Stored entries
# # # # # # #

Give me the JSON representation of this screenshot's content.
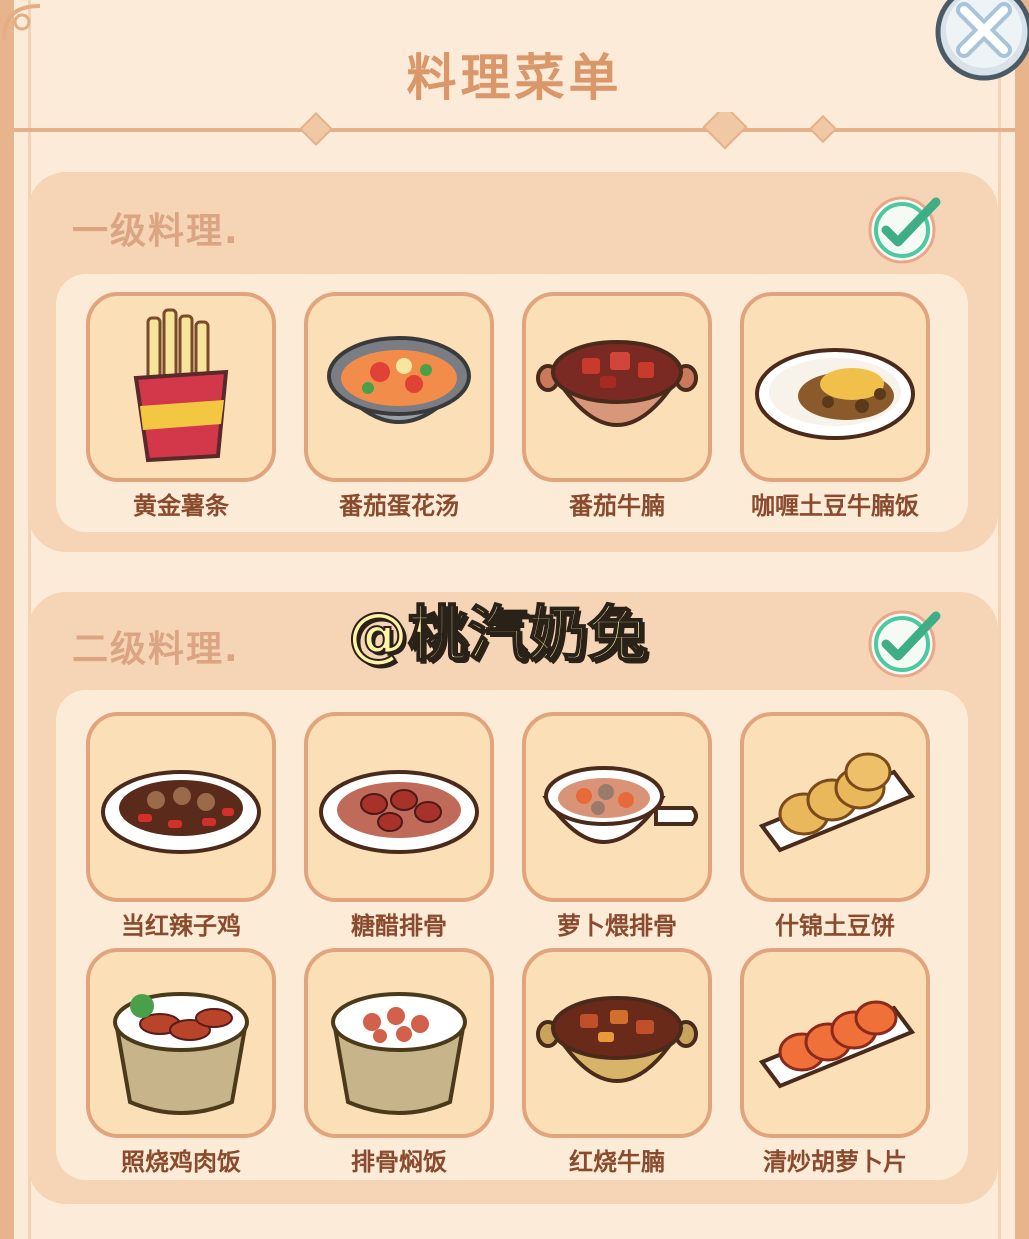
{
  "title": "料理菜单",
  "close_icon": "close-x-icon",
  "watermark": "@桃汽奶兔",
  "sections": [
    {
      "label": "一级料理.",
      "completed": true,
      "items": [
        {
          "name": "黄金薯条",
          "icon": "french-fries-icon"
        },
        {
          "name": "番茄蛋花汤",
          "icon": "tomato-egg-soup-icon"
        },
        {
          "name": "番茄牛腩",
          "icon": "tomato-beef-brisket-icon"
        },
        {
          "name": "咖喱土豆牛腩饭",
          "icon": "curry-rice-icon"
        }
      ]
    },
    {
      "label": "二级料理.",
      "completed": true,
      "items": [
        {
          "name": "当红辣子鸡",
          "icon": "spicy-chicken-icon"
        },
        {
          "name": "糖醋排骨",
          "icon": "sweet-sour-ribs-icon"
        },
        {
          "name": "萝卜煨排骨",
          "icon": "radish-ribs-pan-icon"
        },
        {
          "name": "什锦土豆饼",
          "icon": "potato-pancake-icon"
        },
        {
          "name": "照烧鸡肉饭",
          "icon": "teriyaki-chicken-rice-icon"
        },
        {
          "name": "排骨焖饭",
          "icon": "rib-rice-icon"
        },
        {
          "name": "红烧牛腩",
          "icon": "braised-beef-icon"
        },
        {
          "name": "清炒胡萝卜片",
          "icon": "carrot-slices-icon"
        }
      ]
    }
  ],
  "colors": {
    "title": "#d9976a",
    "label": "#8a4a2e",
    "panel": "#f6d5b6",
    "card": "#fbdfb7",
    "check": "#4cc9a0"
  }
}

# # # # # # #

* What you should do: Scan the material above. Copy each line where "rice" occurs.

* Worked solution:
          "icon": "curry-rice-icon"
          "icon": "teriyaki-chicken-rice-icon"
          "icon": "rib-rice-icon"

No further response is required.